Keep only the lines where "work" appears.

• [EXERCISE MATERIALS]:
+ + +
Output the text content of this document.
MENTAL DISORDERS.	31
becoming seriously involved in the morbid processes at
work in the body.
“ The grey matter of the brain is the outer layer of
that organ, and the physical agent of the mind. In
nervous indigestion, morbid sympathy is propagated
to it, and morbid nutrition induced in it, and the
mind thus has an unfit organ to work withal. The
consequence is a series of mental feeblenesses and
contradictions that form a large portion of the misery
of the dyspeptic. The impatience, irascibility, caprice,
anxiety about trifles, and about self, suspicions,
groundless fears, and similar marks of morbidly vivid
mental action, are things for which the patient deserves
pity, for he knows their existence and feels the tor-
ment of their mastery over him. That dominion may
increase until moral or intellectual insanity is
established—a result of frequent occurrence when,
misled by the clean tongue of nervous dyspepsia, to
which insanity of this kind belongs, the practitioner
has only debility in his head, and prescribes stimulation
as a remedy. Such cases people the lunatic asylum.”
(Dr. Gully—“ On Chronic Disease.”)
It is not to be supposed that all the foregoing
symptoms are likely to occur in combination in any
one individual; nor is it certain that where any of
+ + +
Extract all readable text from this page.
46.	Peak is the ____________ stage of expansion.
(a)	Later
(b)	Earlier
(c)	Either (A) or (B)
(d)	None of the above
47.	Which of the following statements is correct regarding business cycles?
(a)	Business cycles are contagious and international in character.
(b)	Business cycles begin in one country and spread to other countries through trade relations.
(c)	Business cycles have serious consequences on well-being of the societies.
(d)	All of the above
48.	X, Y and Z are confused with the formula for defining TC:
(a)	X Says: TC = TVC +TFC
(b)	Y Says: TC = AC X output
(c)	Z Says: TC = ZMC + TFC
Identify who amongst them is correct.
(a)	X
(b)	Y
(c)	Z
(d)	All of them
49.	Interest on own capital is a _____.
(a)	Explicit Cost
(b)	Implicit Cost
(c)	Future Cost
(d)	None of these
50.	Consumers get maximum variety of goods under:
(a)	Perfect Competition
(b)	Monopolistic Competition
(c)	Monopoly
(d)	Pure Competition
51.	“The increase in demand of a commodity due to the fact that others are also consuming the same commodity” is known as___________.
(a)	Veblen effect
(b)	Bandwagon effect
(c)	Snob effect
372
+ + +
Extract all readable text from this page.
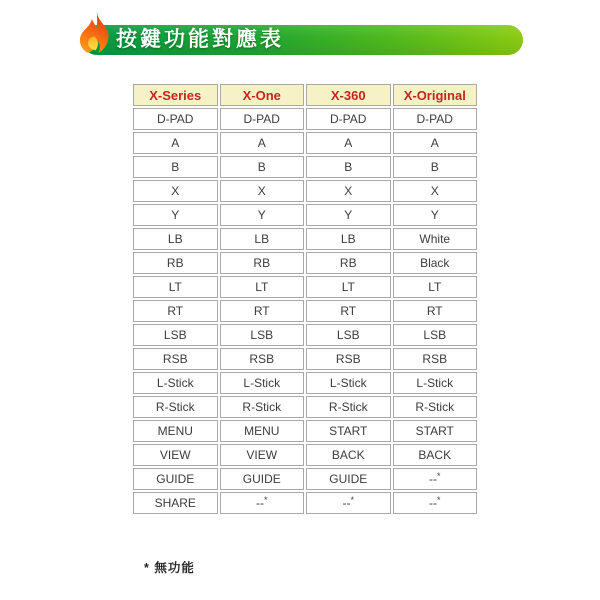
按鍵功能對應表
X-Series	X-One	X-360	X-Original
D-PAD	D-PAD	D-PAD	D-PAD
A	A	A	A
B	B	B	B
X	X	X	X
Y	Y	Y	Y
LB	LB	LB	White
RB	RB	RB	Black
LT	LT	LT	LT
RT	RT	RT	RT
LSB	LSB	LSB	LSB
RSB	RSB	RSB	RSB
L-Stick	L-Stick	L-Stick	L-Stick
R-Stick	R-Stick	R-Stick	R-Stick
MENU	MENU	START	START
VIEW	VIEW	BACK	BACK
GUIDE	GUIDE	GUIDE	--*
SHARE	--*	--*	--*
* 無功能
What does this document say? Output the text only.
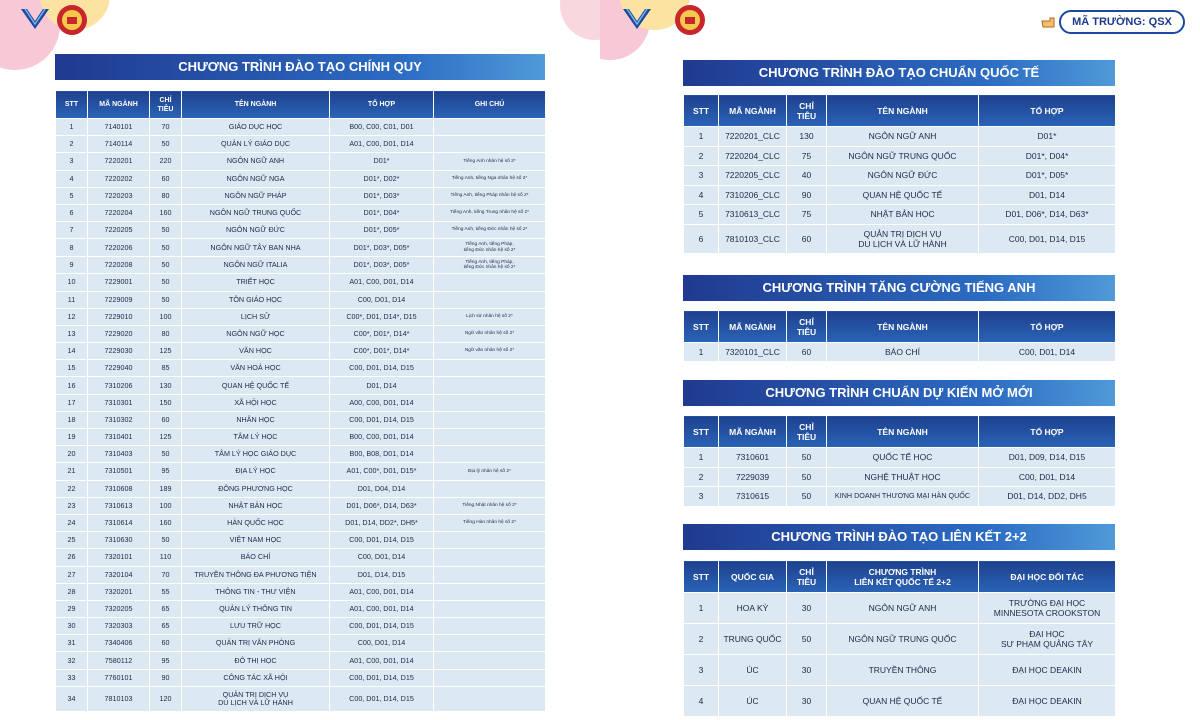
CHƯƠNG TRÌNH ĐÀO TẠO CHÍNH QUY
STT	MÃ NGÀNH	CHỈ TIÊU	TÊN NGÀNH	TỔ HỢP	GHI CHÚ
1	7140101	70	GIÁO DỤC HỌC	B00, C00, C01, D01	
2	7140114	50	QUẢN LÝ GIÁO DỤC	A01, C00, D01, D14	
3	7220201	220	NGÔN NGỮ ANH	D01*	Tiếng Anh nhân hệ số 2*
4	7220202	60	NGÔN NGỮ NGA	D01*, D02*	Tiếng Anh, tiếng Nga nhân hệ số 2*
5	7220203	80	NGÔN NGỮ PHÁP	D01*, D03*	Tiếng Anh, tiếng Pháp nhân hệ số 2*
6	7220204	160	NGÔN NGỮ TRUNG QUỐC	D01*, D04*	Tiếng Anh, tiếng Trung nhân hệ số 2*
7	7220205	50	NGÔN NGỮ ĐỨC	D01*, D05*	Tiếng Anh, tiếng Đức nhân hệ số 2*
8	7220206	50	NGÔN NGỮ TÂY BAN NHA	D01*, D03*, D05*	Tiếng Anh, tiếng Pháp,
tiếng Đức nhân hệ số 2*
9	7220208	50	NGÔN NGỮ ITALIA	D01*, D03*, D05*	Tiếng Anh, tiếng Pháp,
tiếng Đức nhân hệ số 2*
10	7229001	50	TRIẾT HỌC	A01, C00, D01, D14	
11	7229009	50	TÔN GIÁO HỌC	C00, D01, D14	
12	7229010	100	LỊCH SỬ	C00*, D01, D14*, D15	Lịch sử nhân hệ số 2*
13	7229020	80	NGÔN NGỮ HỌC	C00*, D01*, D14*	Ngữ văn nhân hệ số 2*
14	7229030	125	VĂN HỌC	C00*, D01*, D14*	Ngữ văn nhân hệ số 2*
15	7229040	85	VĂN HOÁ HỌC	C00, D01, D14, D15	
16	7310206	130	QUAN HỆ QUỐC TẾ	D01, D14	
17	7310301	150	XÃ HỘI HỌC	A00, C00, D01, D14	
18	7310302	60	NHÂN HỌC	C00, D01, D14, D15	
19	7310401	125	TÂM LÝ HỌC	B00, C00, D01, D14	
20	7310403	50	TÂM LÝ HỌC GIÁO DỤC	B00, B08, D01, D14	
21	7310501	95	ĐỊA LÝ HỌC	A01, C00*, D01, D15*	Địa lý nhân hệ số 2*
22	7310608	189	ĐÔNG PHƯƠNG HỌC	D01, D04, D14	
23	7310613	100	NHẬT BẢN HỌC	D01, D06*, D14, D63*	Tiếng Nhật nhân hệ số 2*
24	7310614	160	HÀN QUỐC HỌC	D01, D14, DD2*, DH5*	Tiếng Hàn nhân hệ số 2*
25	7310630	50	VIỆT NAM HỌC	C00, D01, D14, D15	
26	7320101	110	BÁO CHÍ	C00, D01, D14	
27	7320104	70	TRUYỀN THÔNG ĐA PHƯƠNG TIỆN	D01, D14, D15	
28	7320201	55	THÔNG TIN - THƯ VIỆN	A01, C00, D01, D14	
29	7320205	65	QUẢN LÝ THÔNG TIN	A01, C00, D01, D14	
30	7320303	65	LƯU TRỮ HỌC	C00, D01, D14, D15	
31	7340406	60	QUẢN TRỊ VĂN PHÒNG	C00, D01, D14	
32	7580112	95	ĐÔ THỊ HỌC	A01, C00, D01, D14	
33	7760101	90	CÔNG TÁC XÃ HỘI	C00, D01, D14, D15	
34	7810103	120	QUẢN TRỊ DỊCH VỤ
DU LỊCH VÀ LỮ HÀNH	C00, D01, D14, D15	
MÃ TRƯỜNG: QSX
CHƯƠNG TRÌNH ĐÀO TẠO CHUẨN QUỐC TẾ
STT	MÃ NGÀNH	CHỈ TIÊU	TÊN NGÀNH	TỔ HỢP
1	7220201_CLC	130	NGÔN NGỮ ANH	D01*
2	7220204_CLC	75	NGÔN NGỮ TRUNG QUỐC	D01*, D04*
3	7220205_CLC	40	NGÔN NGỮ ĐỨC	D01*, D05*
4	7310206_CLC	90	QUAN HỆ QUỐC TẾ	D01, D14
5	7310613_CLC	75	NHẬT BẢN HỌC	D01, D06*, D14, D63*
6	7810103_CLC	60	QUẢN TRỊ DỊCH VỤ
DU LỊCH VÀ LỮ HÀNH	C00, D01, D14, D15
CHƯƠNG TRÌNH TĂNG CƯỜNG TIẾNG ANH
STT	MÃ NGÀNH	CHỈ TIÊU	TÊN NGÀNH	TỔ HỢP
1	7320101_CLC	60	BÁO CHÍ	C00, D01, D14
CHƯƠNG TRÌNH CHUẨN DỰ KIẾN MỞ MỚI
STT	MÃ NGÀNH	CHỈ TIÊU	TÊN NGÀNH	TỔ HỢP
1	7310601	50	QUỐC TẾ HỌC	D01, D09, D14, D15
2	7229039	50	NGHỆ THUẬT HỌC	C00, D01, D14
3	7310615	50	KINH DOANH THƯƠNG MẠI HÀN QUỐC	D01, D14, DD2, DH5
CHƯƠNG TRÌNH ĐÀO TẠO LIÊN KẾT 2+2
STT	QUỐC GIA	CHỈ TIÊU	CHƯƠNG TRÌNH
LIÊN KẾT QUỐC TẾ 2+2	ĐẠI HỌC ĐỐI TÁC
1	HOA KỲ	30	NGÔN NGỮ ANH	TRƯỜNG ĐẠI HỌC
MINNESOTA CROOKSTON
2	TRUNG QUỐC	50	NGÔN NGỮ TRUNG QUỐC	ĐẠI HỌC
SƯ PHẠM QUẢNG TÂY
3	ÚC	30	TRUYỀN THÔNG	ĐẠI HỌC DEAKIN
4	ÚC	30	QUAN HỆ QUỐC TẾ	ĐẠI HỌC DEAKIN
+ + +
• [THE OUTPUT]:
work in the body.
mind thus has an unfit organ to work withal. The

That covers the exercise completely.